Carry on the letters below about single suppliers and quality standards, starting after their final sentence.

● **Article**:

****

Having a Single Supplier Is the Way To Go
Dipak Thakur's article, "9 Reasons To Switch to a Single Supplier System" (March 2002, p. 61), is great. I have been a proponent of this system for many years and have found it easier for the supplier and our company when we work with a single source to improve quality and reduce costs.
My company manufactures plastic shutters whose major component is a compounded resin. When I started work at this company, we had five suppliers and many problems. By reducing the number of suppliers to three, we saw some improvements, but still had some problems.
When we went to a single source system a couple of years ago, we were able to get a consistent supply of compounded resin. It has eliminated interruptions in our processes. When we see trends that indicate a change, we contact the supplier, who sends engineers to review the process and determine the cause. Then we take corrective action. Every shipment is supplied with certificates of analysis taken during the run.
Our supplier can control the materials it uses to make the compounded resin so every batch will meet our requirements. The quality of the purchased materials our supplier uses for us is much better now because the materials can be purchased in higher volumes.
We do keep an alternative source for emergencies. That company is aware it is a backup, but we do give it orders periodically.
JOSEPH P. CREASEY
Stop Arguing About Which Standard To Use
I have this to say about the many letters arguing the pros and cons of this system and that system, and this standard and that standard. I'm not a certified Black Belt with a background in Six Sigma, lean manufacturing or total quality management. I'm just a retired sailor who got a job as a quality manager at an automotive floor mat manufacturing facility.
When I came to this facility, no one understood the concept of procedural documentation. Procedures were available but not followed, so I immediately began creating procedures and requiring their use. When QS-9000 came along, I used it for its guidelines and as an excuse to get my procedures implemented. I did the same with ISO 14000.
It really doesn't matter which standard you use as long as you manage your people. I learned that in the U.S. Navy, and my understanding of this principle hasn't changed after 30 years of managing people.
Tell them what to do, how to do it, when to do it and why to do it, and answer their questions with honesty and integrity. Listen to their ideas and give them credit when they deserve it. Respect your people, and they will respect you. Give them the tools and equipment to do the job, and leave no doubt in their minds as to what level of performance you expect.
In this way, you'll accomplish two things: You'll have acceptable quality, and you'll meet your production goals. Either is useless without the other.
We all strive for better quality, but sometimes customers expect too much considering what they are willing to pay. It is the job of the supplier to achieve the best possible product at a price conducive to business demands. People in quality sometimes forget that.

****

● **Given material**:
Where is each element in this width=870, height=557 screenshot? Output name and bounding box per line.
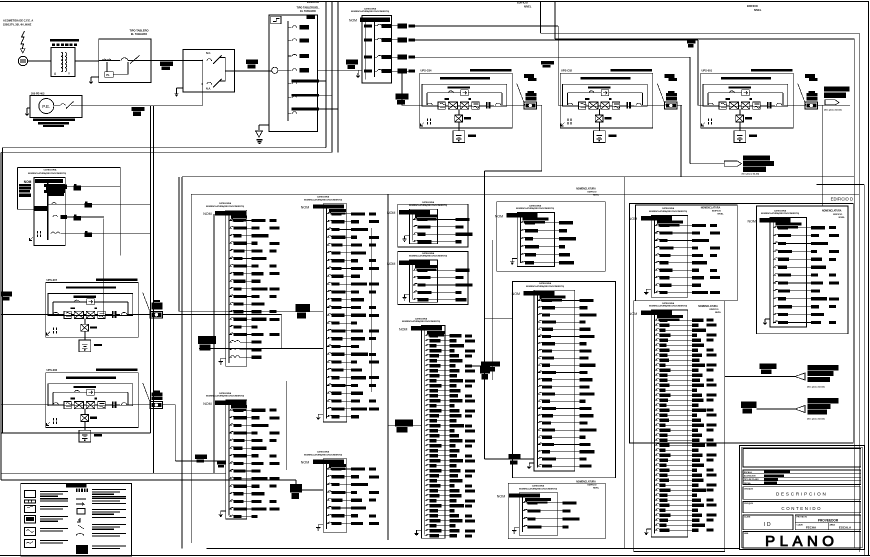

****

● **Answer for the task**:
So stop arguing about which standard will do this or that, and manage your people to the standard your industry or customers have mandated.
U.S. Navy, retired
Waycross Molded Products
Quality Has Little Use For Baseless Assertions
I find it absolutely unbelievable that a magazine and organization devoted to the field of quality would allow themselves to become the mouthpiece for left-wing extremists (Darcy Hitchcock and Marsha Willard, "Sustainability: Enlarging Quality's Mission," February 2002, p. 43). Equally as incredible is the suggestion by the authors that the terrorist attack "proves the point" for anything in this ridiculous liberal propaganda treatise. Furthermore, I would suggest Bill Clinton would be a more persuasive reference for magazine articles related to adult content.
I believe the quality discipline is one that respects facts and has little use for baseless assertions. The editors would be well-advised to follow the same principle when reviewing articles for inclusion in Quality Progress.
Mitsubishi Caterpillar Forklift America
Oil Did Not Cause Terrorist Attacks
I do not understand how Darcy Hitchcock and Marsha Willard can link the terrorist attacks to oil. They seem to make some weak assumptions, and it is evident that Osama bin Laden doesn't care about how the United States is dependent on oil consumption or the environmental effects of this dependence. He is (or was) a very rich individual with a demented mind who used his money to persuade others to join in his hatred of the United States.
Sure, he and most of the Middle Eastern world are definitely jealous of the West, and that was probably some of the impetus behind the attacks. But the primary difference is religious, as Hitchcock and Willard cite in the article. Bin Laden and his followers don't like the freedom we have in Christianity. His and his followers' main objective was to fight and die for Islam. Does that have anything to do with oil? Have any of bin Laden's comments ever been linked to industrialization and oil issues? Could Hitchcock and Willard please give me some reading references so I can try to understand their viewpoint?
With regard to Bill Clinton's plea for developing countries to turn away from shortsighted selfishness, Clinton for one surely knows how much the United States contributes to foreign financial needs, as we have given numerous countries tremendous loans that will never be repaid.
I think QP is an excellent resource for quality of business and even life issues, but I am concerned the magazine's focus may get sidetracked with articles like this. I would surely hate to see this publication turn into a liberal outlet. What is the purpose of this article in QP? What are we to get out of it on a quality front?
Baton Rouge, LA
Authors' Response: Regarding sustainability and the Sept. 11 attacks, we certainly do not believe sustainability was bin Laden's motivation for the attacks. What we were trying to do was to look at the events through the lens of sustainability. Bin Laden has used the United States' military presence in Saudia Arabia as a platform for generating hatred for the United States, and our involvement in the region is linked to our dependence on oil, an unsustainable energy source. Afghanistan has been devastated by drought, a possible effect of climate change, which is a result of using fossil fuels.
These social issues are part of sustainability; we ignore these problems at our own peril. The consumptive lifestyle in the United States also raises issues with people in the developing world.
We recommend the following reading material:
- Hammond, Allen, Which World: Scenarios for the 21st Century (Washington, DC: Island Press, 1998).
- Kaplan, Robert, The Coming Anarchy (New York: Random House, 2000).
- Brown, Lester, Eco-Economy: Building an Economy for the Earth (New York: W.W. Norton & Co., 2001).
- Putnam, Robert D., Bowling Alone: The Collapse and Revival of American Community (New York: Simon and Schuster, 2000).
And MARSHA WILLARD
Axis Performance Advisors
Is This ValuableMagazine On a Downward Spiral?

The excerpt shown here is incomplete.